> GOALS:
- 1) Repeat the listing word for word. Begin at its first line and stop after the line that contains "row-expense-type-cell: 600: [406, 779, 444, 804]".
- 2) Go on with the walkthrough of the VAE model composition. Pick up right after its final sentence.

> SOURCE EXTRACT:
════

Great so you are now caught up with the computational graph, let’s dive a little deeper by way of code demonstrations of the distribution compositions.

Model Composition

We’ll demonstrate here the composition of the probabilistic model, again for our VAE demonstration on application of 28x28 binary pixel set of N data points showing a distribution Xn with latent vectors Zn. As a head’s up the “h” that you’re going to see referred to here is a layer in the neural network that will be trained as part of the inference operation. As a review, the output of our probabilistic model will be a collection of data points Xn with sample characteristics based on the distribution of the model. Great so let’s get started.

The first input into the probabilistic model (z) will be representing the latent vector distributions. As indicated in the computational graph by the phi parameter, this Zn distribution is modeled by a Normal distribution, which designation will be static through inference, it is just the parameters of the specified Normal distribution that will be adjusted by inference (sorry getting a little ahead of myself). Since we will be deriving the parameters of this Normal distribution through inference, the initialization is relatively simple by just passing TensorFlow tensors of arbitrary values, here we set zeros for the mu and ones for the sigma, and the only real complexity comes from the determination of the dimensions of those initialized parameter tensors. The dimensions of [N,d] represent N for number of data points in our set and d for number of evaluated latent vectors. (As an illustration of what could be meant for a latent vector, in say an MNIST handwriting recognition application one latent vector could represent the neatness / sloppiness of the handwriting, or the straightness of the lines, or you know like to what extent letters are evenly spaced, stuff like that.)

The second input into the probabilistic model (h) is our first coded representation of a neural network layer. Here we’re passing a densely connected 256 cell layer with relu activation. To be honest I’m not positive if the ‘Dense’ call is native to Edward and built on top of TensorFlow or if that is a direct TensorFlow call (the full demonstration of this code, in the paper’s Appendix C, makes use of TensorFlow Slim, which am not well-versed on, but I think it’s the latter). The input to this Dense layer is the tensor returned from the Normal Distribution samples of the latent vectors Zn, which one way to think about it is that each row of this model composition is its own distinct probabilistic model which generates its own set of samples per the governing distribution, so in other words the neural network Dense layer h will transform the set of latent vector samples via relu activation functions (to be fed into the next layer’s input).

Then the final layer of our probabilistic model (x) is a Bernoulli distribution whose theta parameter is derived as a function of the output of the h layer relu activations into one more Dense layer. To be honest I’m a little confused by the lack of activation. Hmmm. Save that for the next paper. But as you can see the neural network output feeds a logits input to the Bernoulli distribution which represents log-odds of a 1 event (looked that one up) — actually I think it’s the use of logits which makes the no activation function ok. Such that this layer outputs a joint distribution of a 28x28 pixel image, or more specifically generates a set of samples of 28x28 pixels images meeting these joint Bernoulli distributions of pixel activations.

════

> LISTED RECORDS:
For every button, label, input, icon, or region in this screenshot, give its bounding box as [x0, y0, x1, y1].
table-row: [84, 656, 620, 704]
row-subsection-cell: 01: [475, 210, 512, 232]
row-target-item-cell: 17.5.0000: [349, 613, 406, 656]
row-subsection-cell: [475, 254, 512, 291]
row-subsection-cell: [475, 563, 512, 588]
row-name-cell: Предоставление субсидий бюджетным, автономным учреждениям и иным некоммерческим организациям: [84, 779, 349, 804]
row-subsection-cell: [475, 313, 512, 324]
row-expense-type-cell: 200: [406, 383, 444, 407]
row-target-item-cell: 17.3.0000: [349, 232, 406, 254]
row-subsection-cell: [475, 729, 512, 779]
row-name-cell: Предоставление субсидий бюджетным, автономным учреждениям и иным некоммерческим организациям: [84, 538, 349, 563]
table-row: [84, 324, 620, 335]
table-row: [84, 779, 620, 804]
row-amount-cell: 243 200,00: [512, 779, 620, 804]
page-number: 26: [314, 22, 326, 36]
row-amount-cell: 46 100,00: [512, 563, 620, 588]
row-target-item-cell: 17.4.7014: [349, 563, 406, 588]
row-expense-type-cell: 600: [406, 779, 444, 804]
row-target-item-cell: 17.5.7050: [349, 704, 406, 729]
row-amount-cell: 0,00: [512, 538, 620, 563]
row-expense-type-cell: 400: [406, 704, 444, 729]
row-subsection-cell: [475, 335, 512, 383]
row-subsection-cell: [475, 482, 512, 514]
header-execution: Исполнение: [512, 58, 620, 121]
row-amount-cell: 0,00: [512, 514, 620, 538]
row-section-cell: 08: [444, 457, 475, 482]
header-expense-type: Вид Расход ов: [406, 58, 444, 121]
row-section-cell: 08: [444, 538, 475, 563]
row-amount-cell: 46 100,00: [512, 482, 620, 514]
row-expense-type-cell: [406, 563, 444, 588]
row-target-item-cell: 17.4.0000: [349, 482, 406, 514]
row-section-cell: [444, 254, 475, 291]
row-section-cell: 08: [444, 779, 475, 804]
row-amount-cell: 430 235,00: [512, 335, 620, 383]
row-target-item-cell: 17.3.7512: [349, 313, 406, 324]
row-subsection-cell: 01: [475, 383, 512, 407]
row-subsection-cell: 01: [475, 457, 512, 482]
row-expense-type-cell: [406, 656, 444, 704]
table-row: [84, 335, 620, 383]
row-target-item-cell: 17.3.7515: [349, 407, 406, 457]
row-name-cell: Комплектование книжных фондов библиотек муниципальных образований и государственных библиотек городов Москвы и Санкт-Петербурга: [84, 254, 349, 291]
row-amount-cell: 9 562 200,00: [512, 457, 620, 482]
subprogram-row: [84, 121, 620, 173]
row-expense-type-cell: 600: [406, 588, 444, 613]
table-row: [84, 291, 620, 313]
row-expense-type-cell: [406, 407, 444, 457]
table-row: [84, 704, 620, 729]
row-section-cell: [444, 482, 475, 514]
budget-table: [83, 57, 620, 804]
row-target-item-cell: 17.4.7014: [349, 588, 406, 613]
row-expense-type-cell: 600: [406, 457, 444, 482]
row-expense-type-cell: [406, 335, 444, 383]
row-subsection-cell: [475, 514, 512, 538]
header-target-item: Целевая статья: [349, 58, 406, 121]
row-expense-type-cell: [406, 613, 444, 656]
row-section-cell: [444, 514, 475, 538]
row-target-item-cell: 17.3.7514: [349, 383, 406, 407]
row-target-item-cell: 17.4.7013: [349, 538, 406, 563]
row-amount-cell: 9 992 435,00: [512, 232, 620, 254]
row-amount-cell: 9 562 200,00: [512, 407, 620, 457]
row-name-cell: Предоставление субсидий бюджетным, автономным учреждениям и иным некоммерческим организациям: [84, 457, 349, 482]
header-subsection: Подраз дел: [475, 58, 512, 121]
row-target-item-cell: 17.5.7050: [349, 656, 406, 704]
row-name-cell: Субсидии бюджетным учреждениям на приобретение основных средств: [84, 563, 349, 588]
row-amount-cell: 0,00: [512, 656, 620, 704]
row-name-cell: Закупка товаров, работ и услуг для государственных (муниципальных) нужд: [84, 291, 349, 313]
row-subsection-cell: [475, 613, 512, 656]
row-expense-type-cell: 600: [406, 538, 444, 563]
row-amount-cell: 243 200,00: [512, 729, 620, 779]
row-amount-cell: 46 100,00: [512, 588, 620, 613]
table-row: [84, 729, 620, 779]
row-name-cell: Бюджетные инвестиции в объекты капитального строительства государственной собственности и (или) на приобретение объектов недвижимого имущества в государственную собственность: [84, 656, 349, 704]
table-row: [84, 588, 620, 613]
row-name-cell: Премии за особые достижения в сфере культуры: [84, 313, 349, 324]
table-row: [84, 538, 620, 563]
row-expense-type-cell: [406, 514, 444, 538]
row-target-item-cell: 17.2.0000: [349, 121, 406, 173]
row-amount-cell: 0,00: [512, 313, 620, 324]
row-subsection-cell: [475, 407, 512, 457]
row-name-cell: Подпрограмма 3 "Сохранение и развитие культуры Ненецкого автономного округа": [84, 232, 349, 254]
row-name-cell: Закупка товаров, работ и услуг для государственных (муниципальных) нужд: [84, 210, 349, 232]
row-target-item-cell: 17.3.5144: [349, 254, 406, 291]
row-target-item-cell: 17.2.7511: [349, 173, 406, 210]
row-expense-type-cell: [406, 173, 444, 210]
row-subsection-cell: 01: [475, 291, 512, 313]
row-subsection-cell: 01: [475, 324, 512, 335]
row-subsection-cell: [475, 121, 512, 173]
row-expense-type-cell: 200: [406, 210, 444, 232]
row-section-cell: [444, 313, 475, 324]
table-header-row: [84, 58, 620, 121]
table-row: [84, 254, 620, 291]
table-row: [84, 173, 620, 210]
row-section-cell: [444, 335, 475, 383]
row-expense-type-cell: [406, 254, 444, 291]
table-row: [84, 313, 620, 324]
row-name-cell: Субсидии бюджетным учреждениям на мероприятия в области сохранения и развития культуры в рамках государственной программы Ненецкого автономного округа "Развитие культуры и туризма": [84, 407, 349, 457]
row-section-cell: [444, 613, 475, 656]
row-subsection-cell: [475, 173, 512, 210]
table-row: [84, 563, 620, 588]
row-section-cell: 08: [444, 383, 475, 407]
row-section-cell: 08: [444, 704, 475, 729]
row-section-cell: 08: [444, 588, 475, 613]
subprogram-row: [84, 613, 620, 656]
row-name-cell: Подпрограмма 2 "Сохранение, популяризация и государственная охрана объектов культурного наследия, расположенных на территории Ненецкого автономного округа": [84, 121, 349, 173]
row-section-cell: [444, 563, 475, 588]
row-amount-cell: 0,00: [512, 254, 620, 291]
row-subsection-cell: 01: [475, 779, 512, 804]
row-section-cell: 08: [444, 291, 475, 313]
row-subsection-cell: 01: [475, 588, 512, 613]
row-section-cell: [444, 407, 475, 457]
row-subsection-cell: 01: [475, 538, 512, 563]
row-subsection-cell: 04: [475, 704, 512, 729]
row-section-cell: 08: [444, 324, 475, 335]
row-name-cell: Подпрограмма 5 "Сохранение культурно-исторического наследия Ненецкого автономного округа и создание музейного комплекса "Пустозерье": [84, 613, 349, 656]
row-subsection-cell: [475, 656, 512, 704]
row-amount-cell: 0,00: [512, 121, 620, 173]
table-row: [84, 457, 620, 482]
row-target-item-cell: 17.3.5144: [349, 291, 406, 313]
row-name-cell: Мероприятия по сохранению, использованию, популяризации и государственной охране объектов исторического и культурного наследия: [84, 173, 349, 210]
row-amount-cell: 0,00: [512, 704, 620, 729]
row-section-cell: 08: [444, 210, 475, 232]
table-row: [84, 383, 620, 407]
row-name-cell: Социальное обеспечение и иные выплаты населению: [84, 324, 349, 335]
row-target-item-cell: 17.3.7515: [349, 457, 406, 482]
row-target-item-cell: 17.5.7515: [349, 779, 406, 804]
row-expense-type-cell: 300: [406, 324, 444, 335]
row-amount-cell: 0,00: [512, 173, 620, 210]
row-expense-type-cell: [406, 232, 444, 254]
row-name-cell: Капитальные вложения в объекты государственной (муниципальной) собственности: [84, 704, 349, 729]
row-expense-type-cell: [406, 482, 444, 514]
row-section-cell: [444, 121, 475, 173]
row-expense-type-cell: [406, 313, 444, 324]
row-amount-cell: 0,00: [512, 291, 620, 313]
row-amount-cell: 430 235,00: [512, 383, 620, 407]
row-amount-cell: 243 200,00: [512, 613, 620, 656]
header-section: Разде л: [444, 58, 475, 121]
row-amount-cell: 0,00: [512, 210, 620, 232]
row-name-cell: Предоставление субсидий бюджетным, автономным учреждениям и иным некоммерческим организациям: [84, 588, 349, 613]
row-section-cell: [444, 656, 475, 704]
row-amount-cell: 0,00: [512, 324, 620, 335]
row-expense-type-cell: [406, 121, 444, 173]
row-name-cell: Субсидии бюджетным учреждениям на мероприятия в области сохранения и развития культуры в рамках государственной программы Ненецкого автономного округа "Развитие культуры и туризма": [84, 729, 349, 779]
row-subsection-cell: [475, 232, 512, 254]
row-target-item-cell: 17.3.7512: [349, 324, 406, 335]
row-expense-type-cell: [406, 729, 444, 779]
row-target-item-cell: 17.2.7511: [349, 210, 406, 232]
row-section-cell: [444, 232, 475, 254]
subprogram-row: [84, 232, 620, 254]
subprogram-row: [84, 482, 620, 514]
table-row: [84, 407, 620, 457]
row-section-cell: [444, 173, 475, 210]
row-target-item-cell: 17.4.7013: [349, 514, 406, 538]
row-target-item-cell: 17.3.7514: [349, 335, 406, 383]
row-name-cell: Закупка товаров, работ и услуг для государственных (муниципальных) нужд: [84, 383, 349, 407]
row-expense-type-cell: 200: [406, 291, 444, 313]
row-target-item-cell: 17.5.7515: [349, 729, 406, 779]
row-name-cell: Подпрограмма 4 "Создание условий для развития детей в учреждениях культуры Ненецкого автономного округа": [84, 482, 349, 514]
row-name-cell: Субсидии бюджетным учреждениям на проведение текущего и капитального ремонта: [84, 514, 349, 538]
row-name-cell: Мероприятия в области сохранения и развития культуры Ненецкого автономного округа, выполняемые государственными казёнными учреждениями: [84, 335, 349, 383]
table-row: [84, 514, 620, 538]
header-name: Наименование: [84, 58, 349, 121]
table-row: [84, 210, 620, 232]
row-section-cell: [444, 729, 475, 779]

════

> RESULTS OF THE EXERCISE:
- 1)
For every button, label, input, icon, or region in this screenshot, give its bounding box as [x0, y0, x1, y1].
table-row: [84, 656, 620, 704]
row-subsection-cell: 01: [475, 210, 512, 232]
row-target-item-cell: 17.5.0000: [349, 613, 406, 656]
row-subsection-cell: [475, 254, 512, 291]
row-subsection-cell: [475, 563, 512, 588]
row-name-cell: Предоставление субсидий бюджетным, автономным учреждениям и иным некоммерческим организациям: [84, 779, 349, 804]
row-subsection-cell: [475, 313, 512, 324]
row-expense-type-cell: 200: [406, 383, 444, 407]
row-target-item-cell: 17.3.0000: [349, 232, 406, 254]
row-subsection-cell: [475, 729, 512, 779]
row-name-cell: Предоставление субсидий бюджетным, автономным учреждениям и иным некоммерческим организациям: [84, 538, 349, 563]
table-row: [84, 324, 620, 335]
table-row: [84, 779, 620, 804]
row-amount-cell: 243 200,00: [512, 779, 620, 804]
page-number: 26: [314, 22, 326, 36]
row-amount-cell: 46 100,00: [512, 563, 620, 588]
row-target-item-cell: 17.4.7014: [349, 563, 406, 588]
row-expense-type-cell: 600: [406, 779, 444, 804]

- 2)
Inference Composition

Great so we’ve got our forward pass of the probabilistic model p, now let’s demonstrate the backwards pass so to speak for the inference model q. Of course the composition is just the first step of inference, after that we have to actually run the objective function which isn’t shown here. (It’s definitely worth checking out the Appendix C of the paper if you want to see the full code demonstration which includes an interplay of joint inference and training (simpler than it sounds), I’m just going to focus on the inference model composition here.) Note that the paper refers to this as a “Variational model” instead of an inference model, I believe this is due to the use of Variational inference as the objective function (specifically KLqp), I’m not sure if this composition would need to be changed for use of Monte Carlo inference for instance, leaving that question as a reader exercise.

The first input to the inference model q (qx) is associated with the Xn distribution, which if you take a look above you’ll see was the final layer of the probabilistic model p, just goes to show moving in opposite directions. The inference models seem to follow the naming convention of a ‘q’ letter added to the corresponding layer of the probabilistic model (i.e. ‘qx’ corresponds to ‘x’). The input seeding is just a TensorFlow placeholder — which means we’re not actually initializing with values, a placeholder is just that a placeholder for passed values, which in this case will be the passed values of our data set N. We’ll initialize the placeholder to accept the points in our data set N with a given float precision (32 bit float) and input dimensions [N, 28*28], for N number of samples in our data set, each of which is a 28x28 collection of binary pixel activations.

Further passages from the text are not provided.